JOB = Look for the word "branch" in the entries below, then copy every line that has it.

--- start ---

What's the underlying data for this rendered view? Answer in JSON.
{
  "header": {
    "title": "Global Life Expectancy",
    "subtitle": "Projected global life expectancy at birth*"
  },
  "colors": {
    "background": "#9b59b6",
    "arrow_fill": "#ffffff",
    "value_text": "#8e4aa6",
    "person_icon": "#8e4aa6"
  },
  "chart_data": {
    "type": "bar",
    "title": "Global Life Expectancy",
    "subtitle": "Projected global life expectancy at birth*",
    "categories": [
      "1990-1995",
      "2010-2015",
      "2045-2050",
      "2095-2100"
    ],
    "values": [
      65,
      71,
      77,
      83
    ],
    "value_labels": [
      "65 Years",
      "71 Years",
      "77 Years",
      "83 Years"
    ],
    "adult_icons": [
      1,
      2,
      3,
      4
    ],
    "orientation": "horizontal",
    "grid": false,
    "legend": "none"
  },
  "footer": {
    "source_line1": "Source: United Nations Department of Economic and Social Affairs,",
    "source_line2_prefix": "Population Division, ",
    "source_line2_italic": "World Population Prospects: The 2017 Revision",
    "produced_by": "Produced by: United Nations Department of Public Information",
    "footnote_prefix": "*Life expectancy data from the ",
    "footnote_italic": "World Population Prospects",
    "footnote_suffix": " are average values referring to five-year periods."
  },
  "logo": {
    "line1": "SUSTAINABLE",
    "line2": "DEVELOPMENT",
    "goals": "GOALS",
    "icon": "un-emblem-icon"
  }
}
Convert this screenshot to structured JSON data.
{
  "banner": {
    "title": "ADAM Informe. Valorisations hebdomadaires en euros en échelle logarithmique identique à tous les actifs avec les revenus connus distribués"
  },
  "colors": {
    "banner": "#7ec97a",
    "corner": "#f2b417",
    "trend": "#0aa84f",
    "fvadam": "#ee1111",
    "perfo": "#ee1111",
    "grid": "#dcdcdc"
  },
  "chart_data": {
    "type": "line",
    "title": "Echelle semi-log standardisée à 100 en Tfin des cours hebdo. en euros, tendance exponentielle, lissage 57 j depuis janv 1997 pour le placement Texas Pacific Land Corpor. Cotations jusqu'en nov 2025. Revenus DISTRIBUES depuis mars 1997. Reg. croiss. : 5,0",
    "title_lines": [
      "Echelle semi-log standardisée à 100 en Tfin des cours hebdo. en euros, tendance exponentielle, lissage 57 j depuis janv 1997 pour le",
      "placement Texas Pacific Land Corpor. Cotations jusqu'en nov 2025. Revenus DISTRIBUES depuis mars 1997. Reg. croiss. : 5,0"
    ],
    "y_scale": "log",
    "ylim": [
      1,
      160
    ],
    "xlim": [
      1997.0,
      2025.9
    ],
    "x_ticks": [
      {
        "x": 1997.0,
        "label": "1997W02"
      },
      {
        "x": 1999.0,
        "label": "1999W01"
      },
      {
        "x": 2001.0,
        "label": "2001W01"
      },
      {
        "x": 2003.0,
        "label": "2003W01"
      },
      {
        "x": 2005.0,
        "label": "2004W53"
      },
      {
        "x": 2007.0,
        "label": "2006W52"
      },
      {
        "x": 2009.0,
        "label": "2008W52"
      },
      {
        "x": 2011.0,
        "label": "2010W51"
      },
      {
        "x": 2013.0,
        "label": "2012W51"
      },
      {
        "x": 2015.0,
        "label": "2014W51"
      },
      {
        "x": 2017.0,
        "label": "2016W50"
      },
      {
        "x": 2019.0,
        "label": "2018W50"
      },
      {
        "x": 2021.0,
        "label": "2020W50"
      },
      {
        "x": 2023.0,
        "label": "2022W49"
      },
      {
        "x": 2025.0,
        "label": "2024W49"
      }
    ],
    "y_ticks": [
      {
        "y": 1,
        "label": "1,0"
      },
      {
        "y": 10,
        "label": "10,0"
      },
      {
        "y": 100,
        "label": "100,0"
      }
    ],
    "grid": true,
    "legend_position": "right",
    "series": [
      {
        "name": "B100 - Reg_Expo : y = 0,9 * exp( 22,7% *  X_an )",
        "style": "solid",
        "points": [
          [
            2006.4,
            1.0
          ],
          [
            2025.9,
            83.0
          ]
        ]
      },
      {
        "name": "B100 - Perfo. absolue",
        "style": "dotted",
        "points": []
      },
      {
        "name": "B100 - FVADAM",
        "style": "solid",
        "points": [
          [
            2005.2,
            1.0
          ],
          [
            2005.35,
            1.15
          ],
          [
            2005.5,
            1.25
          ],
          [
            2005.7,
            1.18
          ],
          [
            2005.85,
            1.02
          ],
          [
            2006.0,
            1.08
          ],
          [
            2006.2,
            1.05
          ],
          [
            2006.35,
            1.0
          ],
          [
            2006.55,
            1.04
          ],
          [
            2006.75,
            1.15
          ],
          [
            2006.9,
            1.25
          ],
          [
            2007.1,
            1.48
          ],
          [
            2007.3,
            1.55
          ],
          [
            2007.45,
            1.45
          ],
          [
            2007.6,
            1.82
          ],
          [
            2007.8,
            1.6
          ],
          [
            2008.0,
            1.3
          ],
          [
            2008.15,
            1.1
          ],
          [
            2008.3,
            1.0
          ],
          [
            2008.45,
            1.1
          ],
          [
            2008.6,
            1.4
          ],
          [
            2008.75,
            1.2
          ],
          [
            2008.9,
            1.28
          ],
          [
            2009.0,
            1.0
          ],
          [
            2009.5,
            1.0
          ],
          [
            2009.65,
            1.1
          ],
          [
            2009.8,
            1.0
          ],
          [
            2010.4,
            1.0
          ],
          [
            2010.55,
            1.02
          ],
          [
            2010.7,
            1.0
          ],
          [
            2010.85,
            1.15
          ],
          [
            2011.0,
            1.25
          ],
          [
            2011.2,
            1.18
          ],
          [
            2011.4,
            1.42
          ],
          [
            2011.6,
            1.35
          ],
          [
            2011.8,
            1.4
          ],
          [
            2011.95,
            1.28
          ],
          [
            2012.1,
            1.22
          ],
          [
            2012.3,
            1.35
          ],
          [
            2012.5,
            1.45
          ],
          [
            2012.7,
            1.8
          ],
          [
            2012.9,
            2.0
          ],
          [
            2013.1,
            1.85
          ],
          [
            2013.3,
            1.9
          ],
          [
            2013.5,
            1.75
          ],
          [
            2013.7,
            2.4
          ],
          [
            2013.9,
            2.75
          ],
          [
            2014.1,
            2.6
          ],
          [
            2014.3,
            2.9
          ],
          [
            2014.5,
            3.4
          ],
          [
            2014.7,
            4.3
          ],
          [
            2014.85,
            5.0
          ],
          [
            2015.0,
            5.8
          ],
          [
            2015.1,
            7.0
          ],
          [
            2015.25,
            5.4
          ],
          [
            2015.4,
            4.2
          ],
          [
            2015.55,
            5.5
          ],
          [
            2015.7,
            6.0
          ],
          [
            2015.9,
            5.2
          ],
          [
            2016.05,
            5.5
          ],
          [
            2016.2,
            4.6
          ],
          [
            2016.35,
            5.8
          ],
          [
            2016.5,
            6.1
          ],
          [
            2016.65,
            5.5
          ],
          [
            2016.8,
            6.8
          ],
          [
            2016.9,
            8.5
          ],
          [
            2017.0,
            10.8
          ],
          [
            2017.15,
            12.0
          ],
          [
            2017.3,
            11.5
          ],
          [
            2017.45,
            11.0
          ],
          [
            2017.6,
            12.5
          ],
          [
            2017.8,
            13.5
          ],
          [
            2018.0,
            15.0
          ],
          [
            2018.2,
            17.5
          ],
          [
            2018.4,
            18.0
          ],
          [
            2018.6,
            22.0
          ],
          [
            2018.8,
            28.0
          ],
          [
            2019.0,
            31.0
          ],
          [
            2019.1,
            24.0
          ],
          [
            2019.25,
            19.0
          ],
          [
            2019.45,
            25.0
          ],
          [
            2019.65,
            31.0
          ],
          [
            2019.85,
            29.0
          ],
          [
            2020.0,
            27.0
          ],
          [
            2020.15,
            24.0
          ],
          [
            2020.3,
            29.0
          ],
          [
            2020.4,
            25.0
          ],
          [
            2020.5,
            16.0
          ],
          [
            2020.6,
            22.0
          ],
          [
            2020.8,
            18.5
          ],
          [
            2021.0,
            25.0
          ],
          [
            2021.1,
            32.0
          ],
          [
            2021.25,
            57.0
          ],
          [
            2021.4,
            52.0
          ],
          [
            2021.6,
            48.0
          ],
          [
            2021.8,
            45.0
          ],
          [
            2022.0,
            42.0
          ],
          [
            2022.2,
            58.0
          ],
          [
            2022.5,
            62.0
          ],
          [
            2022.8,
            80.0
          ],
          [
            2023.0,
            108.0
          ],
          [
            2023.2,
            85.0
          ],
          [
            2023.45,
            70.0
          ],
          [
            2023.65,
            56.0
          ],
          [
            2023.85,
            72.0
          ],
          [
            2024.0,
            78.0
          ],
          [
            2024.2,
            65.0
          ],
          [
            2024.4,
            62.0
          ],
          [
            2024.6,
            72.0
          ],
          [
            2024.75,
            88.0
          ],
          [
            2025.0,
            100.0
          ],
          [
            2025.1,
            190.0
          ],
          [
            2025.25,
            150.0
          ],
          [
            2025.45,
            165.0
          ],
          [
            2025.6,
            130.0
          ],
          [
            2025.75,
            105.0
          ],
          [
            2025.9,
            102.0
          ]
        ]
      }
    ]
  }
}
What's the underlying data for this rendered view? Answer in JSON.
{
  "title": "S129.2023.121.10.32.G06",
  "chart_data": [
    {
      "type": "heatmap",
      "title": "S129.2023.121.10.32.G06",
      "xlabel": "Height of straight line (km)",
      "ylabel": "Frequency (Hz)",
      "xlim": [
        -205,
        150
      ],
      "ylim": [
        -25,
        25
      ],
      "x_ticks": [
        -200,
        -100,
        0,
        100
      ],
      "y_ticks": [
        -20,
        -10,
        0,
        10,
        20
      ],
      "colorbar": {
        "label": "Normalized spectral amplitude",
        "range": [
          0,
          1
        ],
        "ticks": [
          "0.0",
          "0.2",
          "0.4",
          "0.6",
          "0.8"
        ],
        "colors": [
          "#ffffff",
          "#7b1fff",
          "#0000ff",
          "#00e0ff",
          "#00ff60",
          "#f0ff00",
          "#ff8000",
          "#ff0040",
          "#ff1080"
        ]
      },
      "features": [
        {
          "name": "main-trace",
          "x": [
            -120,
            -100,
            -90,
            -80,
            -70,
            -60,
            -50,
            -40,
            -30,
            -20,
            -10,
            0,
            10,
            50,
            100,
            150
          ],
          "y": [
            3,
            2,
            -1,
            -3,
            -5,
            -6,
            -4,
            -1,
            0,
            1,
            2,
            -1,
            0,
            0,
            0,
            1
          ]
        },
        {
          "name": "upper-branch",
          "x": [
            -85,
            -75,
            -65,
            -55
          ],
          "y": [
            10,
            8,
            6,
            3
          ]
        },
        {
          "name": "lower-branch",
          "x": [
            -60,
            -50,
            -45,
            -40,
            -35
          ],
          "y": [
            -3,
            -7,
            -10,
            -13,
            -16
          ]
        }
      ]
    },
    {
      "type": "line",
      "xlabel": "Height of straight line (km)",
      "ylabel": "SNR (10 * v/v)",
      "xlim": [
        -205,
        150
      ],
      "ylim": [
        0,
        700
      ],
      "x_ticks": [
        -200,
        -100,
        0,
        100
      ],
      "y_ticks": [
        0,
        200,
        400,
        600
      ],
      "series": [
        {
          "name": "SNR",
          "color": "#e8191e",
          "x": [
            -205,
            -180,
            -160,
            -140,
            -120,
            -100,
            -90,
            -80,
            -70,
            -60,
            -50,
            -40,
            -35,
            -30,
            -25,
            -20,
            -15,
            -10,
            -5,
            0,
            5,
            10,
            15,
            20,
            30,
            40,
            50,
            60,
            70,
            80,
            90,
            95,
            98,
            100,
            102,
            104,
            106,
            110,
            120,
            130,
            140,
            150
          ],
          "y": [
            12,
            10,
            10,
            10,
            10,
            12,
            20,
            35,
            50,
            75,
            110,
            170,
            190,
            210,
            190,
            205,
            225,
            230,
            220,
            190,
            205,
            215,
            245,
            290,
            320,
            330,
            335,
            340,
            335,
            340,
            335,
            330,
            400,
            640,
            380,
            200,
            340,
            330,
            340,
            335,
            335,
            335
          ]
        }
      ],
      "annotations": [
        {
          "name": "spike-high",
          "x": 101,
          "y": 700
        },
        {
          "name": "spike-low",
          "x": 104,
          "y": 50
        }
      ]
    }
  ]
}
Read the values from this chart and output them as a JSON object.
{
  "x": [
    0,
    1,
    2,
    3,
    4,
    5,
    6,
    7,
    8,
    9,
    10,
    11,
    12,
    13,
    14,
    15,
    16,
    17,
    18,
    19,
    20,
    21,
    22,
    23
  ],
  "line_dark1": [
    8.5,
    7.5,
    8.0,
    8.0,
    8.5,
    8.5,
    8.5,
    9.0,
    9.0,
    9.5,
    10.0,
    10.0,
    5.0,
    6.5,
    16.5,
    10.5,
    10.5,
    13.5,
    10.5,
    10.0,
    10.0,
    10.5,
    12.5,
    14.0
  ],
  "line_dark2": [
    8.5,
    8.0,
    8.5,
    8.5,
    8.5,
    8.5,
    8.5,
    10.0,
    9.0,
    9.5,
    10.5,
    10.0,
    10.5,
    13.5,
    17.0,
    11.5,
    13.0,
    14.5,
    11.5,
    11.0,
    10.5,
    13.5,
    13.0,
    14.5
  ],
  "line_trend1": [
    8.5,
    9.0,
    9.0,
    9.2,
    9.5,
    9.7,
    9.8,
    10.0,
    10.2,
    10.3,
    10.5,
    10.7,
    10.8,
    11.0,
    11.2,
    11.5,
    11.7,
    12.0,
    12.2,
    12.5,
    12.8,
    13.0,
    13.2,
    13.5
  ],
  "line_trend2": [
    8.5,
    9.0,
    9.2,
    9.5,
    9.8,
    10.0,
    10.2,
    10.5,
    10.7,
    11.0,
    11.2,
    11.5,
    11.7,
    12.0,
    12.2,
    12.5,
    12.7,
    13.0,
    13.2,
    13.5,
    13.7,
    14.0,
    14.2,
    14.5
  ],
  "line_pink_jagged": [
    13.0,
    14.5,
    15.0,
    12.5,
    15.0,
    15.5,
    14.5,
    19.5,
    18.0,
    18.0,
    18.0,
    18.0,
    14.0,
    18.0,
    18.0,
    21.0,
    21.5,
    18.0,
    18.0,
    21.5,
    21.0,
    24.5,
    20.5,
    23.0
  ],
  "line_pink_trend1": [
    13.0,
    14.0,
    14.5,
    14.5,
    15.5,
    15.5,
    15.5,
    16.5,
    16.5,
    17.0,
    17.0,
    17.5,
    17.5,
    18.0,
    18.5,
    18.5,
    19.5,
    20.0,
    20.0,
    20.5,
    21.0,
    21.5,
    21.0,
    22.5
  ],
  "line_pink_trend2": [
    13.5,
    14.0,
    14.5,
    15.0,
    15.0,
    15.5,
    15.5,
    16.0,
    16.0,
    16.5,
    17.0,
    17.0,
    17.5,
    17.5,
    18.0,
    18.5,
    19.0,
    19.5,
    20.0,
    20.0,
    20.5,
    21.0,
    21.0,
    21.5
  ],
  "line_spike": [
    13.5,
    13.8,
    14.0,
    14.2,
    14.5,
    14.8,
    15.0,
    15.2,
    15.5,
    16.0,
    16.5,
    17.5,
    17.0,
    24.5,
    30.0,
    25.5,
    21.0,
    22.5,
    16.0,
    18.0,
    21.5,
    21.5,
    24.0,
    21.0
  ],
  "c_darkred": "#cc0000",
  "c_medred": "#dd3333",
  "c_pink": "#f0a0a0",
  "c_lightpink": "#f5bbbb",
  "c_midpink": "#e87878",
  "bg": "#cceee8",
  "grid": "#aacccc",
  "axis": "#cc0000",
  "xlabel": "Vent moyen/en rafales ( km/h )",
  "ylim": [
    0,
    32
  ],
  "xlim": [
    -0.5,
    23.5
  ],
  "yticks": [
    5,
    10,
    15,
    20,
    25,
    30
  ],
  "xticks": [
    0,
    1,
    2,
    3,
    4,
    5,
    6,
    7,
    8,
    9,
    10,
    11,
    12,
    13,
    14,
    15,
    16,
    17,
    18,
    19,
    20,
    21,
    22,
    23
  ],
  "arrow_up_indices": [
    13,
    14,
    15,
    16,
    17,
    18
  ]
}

--- end ---

EXPECTED ANSWER =
          "name": "upper-branch",
          "name": "lower-branch",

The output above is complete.